** Start DATASET CONTENT **
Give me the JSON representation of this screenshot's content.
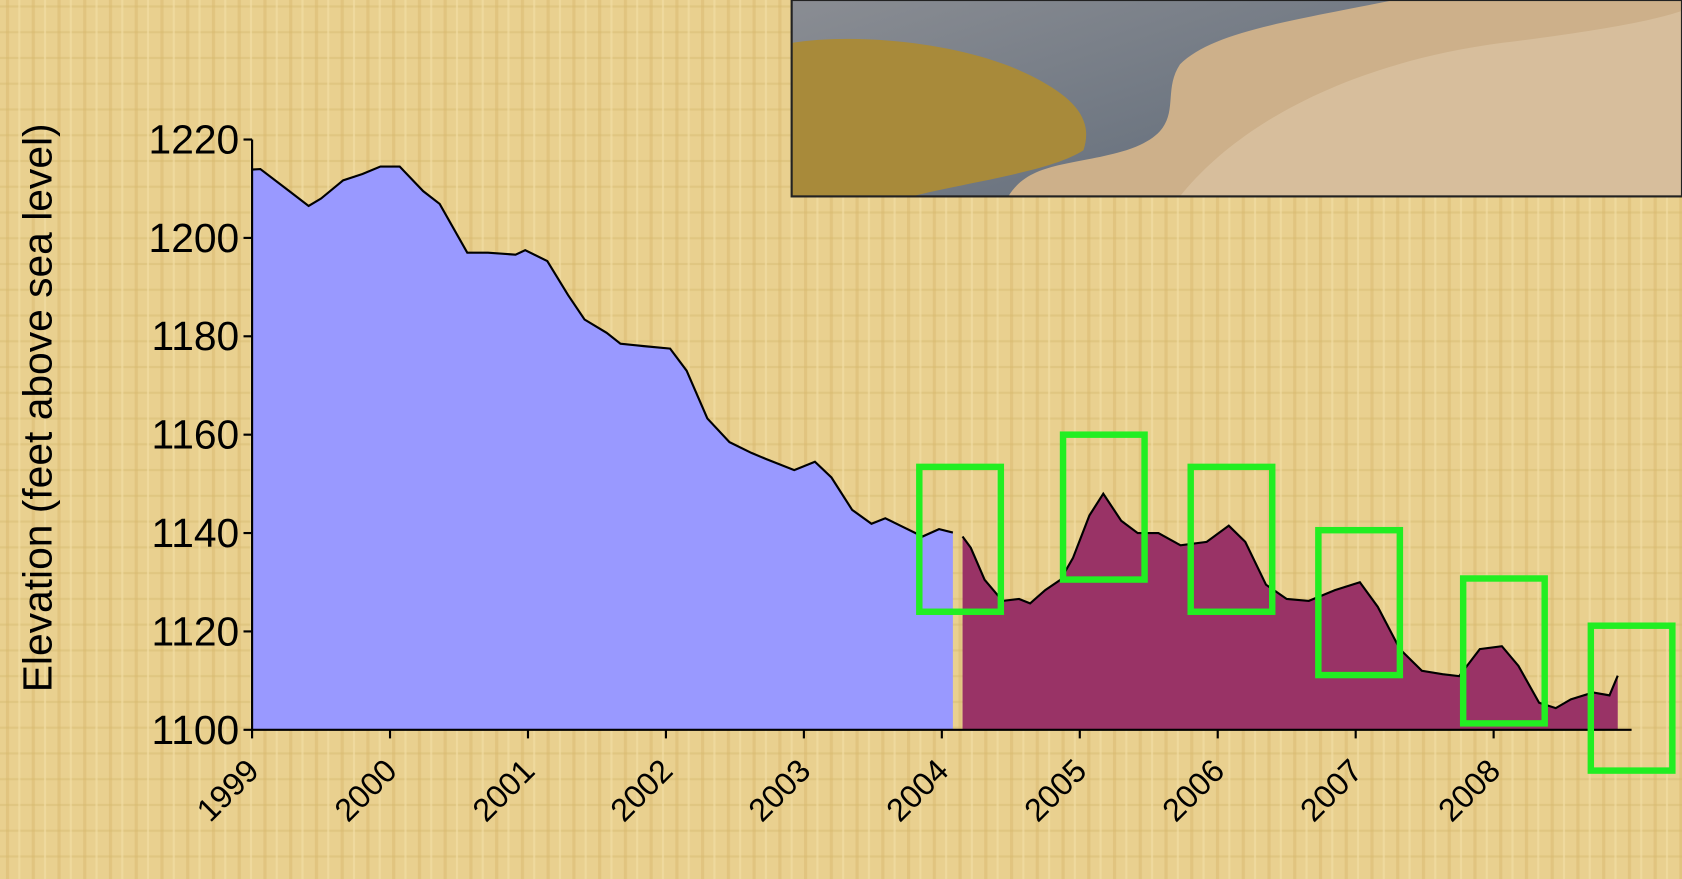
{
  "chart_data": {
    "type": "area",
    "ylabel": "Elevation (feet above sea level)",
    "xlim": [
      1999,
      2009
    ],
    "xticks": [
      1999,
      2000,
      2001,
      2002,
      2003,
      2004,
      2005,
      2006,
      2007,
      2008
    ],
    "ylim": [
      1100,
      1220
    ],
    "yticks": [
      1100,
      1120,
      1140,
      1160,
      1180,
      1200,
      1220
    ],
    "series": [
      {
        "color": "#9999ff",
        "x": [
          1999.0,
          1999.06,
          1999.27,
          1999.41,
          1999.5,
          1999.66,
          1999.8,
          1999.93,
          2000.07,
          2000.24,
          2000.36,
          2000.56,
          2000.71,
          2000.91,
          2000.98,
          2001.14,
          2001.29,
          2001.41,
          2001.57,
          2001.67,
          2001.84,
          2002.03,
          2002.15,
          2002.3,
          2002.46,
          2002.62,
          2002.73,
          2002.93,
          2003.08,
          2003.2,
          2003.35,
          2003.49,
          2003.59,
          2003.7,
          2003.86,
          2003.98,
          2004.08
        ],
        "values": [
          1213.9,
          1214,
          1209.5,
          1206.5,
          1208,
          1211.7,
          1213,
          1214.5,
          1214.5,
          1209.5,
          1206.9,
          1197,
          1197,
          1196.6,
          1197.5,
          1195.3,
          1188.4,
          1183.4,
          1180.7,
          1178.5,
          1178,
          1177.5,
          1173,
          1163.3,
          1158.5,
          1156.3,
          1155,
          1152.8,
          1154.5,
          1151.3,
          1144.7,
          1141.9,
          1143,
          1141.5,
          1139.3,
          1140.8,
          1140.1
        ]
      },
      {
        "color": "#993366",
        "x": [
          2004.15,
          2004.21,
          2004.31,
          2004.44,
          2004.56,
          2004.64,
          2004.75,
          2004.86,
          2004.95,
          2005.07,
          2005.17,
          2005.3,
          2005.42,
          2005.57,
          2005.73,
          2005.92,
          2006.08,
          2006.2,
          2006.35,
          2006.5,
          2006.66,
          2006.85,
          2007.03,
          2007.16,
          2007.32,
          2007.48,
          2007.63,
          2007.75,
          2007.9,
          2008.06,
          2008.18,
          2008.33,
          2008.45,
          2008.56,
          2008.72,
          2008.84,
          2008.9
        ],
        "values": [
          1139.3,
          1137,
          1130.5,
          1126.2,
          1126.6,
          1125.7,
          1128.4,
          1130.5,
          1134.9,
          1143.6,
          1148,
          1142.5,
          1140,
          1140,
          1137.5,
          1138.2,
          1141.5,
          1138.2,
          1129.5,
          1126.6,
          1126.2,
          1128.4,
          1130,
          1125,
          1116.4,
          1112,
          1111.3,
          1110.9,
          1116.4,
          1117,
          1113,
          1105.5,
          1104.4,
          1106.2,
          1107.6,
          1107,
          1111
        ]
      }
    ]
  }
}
** End DATASET CONTENT **
THE PROBLEM: Write every entry out again exactly, dropping the pictures.

EXERCISE RESULT:
Give me the JSON representation of this screenshot's content.
{
  "chart_data": {
    "type": "area",
    "ylabel": "Elevation (feet above sea level)",
    "xlim": [
      1999,
      2009
    ],
    "xticks": [
      1999,
      2000,
      2001,
      2002,
      2003,
      2004,
      2005,
      2006,
      2007,
      2008
    ],
    "ylim": [
      1100,
      1220
    ],
    "yticks": [
      1100,
      1120,
      1140,
      1160,
      1180,
      1200,
      1220
    ],
    "series": [
      {
        "color": "#9999ff",
        "x": [
          1999.0,
          1999.06,
          1999.27,
          1999.41,
          1999.5,
          1999.66,
          1999.8,
          1999.93,
          2000.07,
          2000.24,
          2000.36,
          2000.56,
          2000.71,
          2000.91,
          2000.98,
          2001.14,
          2001.29,
          2001.41,
          2001.57,
          2001.67,
          2001.84,
          2002.03,
          2002.15,
          2002.3,
          2002.46,
          2002.62,
          2002.73,
          2002.93,
          2003.08,
          2003.2,
          2003.35,
          2003.49,
          2003.59,
          2003.7,
          2003.86,
          2003.98,
          2004.08
        ],
        "values": [
          1213.9,
          1214,
          1209.5,
          1206.5,
          1208,
          1211.7,
          1213,
          1214.5,
          1214.5,
          1209.5,
          1206.9,
          1197,
          1197,
          1196.6,
          1197.5,
          1195.3,
          1188.4,
          1183.4,
          1180.7,
          1178.5,
          1178,
          1177.5,
          1173,
          1163.3,
          1158.5,
          1156.3,
          1155,
          1152.8,
          1154.5,
          1151.3,
          1144.7,
          1141.9,
          1143,
          1141.5,
          1139.3,
          1140.8,
          1140.1
        ]
      },
      {
        "color": "#993366",
        "x": [
          2004.15,
          2004.21,
          2004.31,
          2004.44,
          2004.56,
          2004.64,
          2004.75,
          2004.86,
          2004.95,
          2005.07,
          2005.17,
          2005.3,
          2005.42,
          2005.57,
          2005.73,
          2005.92,
          2006.08,
          2006.2,
          2006.35,
          2006.5,
          2006.66,
          2006.85,
          2007.03,
          2007.16,
          2007.32,
          2007.48,
          2007.63,
          2007.75,
          2007.9,
          2008.06,
          2008.18,
          2008.33,
          2008.45,
          2008.56,
          2008.72,
          2008.84,
          2008.9
        ],
        "values": [
          1139.3,
          1137,
          1130.5,
          1126.2,
          1126.6,
          1125.7,
          1128.4,
          1130.5,
          1134.9,
          1143.6,
          1148,
          1142.5,
          1140,
          1140,
          1137.5,
          1138.2,
          1141.5,
          1138.2,
          1129.5,
          1126.6,
          1126.2,
          1128.4,
          1130,
          1125,
          1116.4,
          1112,
          1111.3,
          1110.9,
          1116.4,
          1117,
          1113,
          1105.5,
          1104.4,
          1106.2,
          1107.6,
          1107,
          1111
        ]
      }
    ]
  }
}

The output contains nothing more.